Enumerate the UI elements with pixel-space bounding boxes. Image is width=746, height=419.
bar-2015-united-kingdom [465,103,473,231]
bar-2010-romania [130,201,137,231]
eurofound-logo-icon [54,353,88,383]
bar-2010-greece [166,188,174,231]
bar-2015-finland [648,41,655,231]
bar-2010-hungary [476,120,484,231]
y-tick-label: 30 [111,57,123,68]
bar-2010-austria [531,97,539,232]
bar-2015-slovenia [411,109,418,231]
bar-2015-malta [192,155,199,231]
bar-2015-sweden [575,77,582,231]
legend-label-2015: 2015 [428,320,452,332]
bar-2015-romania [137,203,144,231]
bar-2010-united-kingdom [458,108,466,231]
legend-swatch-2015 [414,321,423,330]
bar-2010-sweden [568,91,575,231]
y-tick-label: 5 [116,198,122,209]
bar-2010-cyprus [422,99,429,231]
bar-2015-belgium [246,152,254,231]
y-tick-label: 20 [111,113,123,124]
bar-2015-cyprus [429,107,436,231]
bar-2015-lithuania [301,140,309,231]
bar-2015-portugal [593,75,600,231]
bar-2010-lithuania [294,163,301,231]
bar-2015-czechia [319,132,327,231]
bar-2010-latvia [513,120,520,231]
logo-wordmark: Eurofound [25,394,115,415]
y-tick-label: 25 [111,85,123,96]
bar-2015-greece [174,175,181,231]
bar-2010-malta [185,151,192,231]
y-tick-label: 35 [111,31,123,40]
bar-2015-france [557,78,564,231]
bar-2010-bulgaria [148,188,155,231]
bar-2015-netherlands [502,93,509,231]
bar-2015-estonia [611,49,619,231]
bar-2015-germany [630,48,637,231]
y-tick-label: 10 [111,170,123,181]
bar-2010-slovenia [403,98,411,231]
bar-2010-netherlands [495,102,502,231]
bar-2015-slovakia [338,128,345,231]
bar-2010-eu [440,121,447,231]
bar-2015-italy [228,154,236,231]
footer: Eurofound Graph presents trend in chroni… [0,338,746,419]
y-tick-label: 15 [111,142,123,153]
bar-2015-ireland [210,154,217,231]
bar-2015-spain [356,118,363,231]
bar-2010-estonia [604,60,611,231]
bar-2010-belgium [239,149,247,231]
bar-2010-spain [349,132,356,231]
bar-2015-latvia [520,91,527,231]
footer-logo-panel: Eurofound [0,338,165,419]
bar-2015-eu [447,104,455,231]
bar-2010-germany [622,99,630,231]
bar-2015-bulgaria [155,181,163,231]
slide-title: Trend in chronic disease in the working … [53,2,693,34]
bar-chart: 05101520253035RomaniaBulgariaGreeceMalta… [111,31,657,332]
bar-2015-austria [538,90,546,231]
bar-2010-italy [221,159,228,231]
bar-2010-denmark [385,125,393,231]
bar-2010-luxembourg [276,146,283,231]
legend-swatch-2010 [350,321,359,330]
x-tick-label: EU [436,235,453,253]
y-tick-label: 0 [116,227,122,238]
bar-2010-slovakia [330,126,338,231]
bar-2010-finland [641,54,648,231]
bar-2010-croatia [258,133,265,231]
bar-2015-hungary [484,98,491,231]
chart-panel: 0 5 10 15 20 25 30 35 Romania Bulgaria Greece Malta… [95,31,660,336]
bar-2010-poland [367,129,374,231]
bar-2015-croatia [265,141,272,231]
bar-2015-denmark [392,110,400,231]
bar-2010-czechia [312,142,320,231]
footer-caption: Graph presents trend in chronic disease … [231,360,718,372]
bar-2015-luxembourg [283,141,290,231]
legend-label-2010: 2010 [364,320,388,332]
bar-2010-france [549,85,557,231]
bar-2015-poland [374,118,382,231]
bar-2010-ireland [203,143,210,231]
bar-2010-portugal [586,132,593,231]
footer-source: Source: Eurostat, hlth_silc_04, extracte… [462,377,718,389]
◇ ◇ ◇ ◇ ◇ ◇ ◇
◆ The request: Reproduce every one of the records above verbatim, line for line.

◆ Final result:
Enumerate the UI elements with pixel-space bounding boxes. Image is width=746, height=419.
bar-2015-united-kingdom [465,103,473,231]
bar-2010-romania [130,201,137,231]
eurofound-logo-icon [54,353,88,383]
bar-2010-greece [166,188,174,231]
bar-2015-finland [648,41,655,231]
bar-2010-hungary [476,120,484,231]
y-tick-label: 30 [111,57,123,68]
bar-2010-austria [531,97,539,232]
bar-2015-slovenia [411,109,418,231]
bar-2015-malta [192,155,199,231]
bar-2015-sweden [575,77,582,231]
legend-label-2015: 2015 [428,320,452,332]
bar-2015-romania [137,203,144,231]
bar-2010-united-kingdom [458,108,466,231]
legend-swatch-2015 [414,321,423,330]
bar-2010-sweden [568,91,575,231]
y-tick-label: 5 [116,198,122,209]
bar-2010-cyprus [422,99,429,231]
bar-2015-belgium [246,152,254,231]
y-tick-label: 20 [111,113,123,124]
bar-2015-cyprus [429,107,436,231]
bar-2015-lithuania [301,140,309,231]
bar-2015-portugal [593,75,600,231]
bar-2010-lithuania [294,163,301,231]
bar-2015-czechia [319,132,327,231]
bar-2010-latvia [513,120,520,231]
logo-wordmark: Eurofound [25,394,115,415]
y-tick-label: 25 [111,85,123,96]
bar-2015-greece [174,175,181,231]
bar-2010-malta [185,151,192,231]
y-tick-label: 35 [111,31,123,40]
bar-2015-france [557,78,564,231]
bar-2010-bulgaria [148,188,155,231]
bar-2015-netherlands [502,93,509,231]
bar-2015-estonia [611,49,619,231]
bar-2015-germany [630,48,637,231]
y-tick-label: 10 [111,170,123,181]
bar-2010-slovenia [403,98,411,231]
bar-2010-netherlands [495,102,502,231]
bar-2015-slovakia [338,128,345,231]
bar-2010-eu [440,121,447,231]
bar-2015-italy [228,154,236,231]
footer: Eurofound Graph presents trend in chroni… [0,338,746,419]
y-tick-label: 15 [111,142,123,153]
bar-2015-ireland [210,154,217,231]
bar-2015-spain [356,118,363,231]
bar-2010-estonia [604,60,611,231]
bar-2010-belgium [239,149,247,231]
bar-2010-spain [349,132,356,231]
bar-2015-latvia [520,91,527,231]
footer-logo-panel: Eurofound [0,338,165,419]
bar-2015-eu [447,104,455,231]
bar-2010-germany [622,99,630,231]
bar-2015-bulgaria [155,181,163,231]
slide-title: Trend in chronic disease in the working … [53,2,693,34]
bar-chart: 05101520253035RomaniaBulgariaGreeceMalta… [111,31,657,332]
bar-2015-austria [538,90,546,231]
bar-2010-italy [221,159,228,231]
bar-2010-denmark [385,125,393,231]
bar-2010-luxembourg [276,146,283,231]
legend-swatch-2010 [350,321,359,330]
x-tick-label: EU [436,235,453,253]
y-tick-label: 0 [116,227,122,238]
bar-2010-slovakia [330,126,338,231]
bar-2010-finland [641,54,648,231]
bar-2010-croatia [258,133,265,231]
bar-2015-hungary [484,98,491,231]
chart-panel: 0 5 10 15 20 25 30 35 Romania Bulgaria Greece Malta… [95,31,660,336]
bar-2010-poland [367,129,374,231]
bar-2015-croatia [265,141,272,231]
bar-2015-denmark [392,110,400,231]
bar-2010-czechia [312,142,320,231]
footer-caption: Graph presents trend in chronic disease … [231,360,718,372]
bar-2015-luxembourg [283,141,290,231]
legend-label-2010: 2010 [364,320,388,332]
bar-2010-france [549,85,557,231]
bar-2015-poland [374,118,382,231]
bar-2010-ireland [203,143,210,231]
bar-2010-portugal [586,132,593,231]
footer-source: Source: Eurostat, hlth_silc_04, extracte… [462,377,718,389]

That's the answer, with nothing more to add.